| Records supplied |

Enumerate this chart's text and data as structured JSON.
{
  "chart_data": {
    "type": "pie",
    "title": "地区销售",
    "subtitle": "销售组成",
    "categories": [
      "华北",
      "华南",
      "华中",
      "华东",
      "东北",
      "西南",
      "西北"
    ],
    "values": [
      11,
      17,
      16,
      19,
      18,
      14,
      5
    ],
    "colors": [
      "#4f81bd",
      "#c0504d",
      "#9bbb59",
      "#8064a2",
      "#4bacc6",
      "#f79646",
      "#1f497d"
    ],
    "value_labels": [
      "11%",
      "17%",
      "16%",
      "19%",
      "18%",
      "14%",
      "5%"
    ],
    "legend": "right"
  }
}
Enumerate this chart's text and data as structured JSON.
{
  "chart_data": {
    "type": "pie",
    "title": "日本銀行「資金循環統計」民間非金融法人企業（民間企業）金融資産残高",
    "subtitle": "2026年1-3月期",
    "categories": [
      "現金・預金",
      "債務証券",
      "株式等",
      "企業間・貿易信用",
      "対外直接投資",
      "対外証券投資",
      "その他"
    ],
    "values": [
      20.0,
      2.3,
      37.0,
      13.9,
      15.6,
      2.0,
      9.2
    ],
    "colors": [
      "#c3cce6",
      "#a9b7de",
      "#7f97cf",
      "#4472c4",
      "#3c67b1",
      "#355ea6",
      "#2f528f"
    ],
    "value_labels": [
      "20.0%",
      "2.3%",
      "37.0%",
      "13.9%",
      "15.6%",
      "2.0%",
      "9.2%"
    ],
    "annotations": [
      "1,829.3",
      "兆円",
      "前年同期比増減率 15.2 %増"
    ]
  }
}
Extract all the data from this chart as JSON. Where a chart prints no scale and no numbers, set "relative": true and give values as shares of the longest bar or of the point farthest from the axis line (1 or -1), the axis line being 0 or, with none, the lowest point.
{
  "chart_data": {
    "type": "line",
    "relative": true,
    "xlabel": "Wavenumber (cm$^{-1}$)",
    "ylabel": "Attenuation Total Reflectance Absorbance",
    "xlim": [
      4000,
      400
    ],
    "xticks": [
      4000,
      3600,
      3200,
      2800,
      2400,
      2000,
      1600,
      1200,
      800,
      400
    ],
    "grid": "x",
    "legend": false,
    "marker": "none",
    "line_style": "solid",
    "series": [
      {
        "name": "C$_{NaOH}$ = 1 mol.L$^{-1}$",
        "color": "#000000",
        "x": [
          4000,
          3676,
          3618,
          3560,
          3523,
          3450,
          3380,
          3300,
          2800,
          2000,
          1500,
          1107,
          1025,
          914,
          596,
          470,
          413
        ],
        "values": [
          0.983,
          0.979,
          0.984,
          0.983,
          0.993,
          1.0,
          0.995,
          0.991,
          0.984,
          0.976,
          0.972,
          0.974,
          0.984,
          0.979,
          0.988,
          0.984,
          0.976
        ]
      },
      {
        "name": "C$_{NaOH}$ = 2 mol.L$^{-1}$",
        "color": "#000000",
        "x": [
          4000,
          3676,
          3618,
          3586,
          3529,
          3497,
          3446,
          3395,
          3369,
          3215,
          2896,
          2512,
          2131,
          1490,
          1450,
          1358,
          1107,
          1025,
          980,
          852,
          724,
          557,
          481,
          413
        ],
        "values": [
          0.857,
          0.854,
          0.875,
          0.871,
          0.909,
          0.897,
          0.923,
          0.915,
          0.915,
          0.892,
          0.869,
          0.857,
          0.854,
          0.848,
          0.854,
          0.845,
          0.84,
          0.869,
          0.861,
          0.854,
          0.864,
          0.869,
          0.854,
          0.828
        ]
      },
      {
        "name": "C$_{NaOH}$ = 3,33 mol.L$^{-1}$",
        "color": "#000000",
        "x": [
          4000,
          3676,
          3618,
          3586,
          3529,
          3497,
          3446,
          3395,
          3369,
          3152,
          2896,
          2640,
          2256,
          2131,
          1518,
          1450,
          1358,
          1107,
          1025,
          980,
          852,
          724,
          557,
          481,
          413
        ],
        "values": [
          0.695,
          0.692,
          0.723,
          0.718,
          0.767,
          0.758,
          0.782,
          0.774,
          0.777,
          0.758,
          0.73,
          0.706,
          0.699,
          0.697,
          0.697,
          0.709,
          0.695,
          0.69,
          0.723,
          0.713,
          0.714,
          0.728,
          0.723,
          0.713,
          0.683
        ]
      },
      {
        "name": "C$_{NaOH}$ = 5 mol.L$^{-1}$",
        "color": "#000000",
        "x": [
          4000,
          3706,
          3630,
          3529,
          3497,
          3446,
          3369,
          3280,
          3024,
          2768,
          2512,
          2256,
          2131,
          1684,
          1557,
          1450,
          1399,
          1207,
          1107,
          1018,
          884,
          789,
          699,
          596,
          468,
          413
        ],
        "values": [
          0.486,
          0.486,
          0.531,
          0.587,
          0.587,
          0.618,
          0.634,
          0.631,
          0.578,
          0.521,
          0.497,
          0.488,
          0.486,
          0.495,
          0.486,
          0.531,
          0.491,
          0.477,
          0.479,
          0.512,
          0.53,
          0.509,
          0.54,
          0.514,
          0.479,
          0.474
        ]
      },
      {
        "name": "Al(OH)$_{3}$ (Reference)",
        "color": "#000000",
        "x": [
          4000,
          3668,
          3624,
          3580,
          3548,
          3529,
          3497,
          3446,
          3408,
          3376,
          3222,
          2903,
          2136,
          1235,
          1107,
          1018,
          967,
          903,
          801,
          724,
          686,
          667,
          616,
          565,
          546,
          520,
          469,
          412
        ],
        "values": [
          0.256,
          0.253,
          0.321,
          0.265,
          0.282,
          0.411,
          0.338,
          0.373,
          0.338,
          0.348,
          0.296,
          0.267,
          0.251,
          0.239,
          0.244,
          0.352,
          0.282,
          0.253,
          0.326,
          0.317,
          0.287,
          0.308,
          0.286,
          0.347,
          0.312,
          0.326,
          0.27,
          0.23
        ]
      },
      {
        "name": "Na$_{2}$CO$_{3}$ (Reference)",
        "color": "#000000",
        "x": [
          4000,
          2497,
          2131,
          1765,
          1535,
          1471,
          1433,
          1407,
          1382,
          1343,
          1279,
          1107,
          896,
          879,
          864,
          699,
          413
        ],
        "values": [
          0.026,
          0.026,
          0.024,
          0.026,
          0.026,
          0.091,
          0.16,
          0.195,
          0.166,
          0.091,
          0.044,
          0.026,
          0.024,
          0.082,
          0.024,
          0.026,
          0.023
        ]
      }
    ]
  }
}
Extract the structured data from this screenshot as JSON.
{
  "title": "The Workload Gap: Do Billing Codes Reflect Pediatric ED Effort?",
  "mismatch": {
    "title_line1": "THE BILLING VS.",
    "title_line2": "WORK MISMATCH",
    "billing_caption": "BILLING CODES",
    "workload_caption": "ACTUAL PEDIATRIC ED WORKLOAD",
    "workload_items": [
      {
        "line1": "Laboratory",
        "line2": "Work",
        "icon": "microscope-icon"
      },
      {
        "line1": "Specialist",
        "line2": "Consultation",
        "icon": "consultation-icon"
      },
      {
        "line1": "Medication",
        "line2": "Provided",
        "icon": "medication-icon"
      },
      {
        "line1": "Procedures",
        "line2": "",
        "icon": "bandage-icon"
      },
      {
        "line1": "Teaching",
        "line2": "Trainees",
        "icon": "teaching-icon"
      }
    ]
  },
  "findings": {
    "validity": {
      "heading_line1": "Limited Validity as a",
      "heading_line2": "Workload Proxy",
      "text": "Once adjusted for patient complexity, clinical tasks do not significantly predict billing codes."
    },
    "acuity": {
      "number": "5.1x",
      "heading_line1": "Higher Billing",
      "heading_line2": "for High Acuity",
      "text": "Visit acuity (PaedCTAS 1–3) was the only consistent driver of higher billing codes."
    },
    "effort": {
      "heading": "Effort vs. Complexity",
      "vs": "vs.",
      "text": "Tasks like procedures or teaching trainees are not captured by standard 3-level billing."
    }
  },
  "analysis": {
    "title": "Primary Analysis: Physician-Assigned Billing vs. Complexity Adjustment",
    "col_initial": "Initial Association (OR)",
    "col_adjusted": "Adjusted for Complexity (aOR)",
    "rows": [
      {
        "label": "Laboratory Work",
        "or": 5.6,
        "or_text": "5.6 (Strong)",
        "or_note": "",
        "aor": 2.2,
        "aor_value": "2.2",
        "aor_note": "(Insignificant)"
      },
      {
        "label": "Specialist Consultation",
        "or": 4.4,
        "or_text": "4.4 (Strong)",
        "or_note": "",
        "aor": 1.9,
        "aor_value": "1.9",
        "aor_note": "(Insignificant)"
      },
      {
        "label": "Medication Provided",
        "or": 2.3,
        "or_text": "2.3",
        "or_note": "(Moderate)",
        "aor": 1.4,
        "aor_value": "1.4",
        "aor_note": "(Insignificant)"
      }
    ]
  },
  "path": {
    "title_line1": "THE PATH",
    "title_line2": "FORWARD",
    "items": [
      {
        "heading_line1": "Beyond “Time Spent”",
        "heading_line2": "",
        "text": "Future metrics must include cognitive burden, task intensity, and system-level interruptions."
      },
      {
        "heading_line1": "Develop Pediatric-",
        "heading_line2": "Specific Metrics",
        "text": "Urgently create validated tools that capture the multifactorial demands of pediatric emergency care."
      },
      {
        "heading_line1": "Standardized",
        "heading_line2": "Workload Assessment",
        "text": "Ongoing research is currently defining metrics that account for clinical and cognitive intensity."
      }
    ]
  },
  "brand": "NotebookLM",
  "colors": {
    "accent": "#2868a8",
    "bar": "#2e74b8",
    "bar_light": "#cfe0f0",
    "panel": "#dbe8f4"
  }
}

| Exercise brief |
Provide the number of lines in the data above that contain the string "level", and nothing else.

| Response for this exercise |
2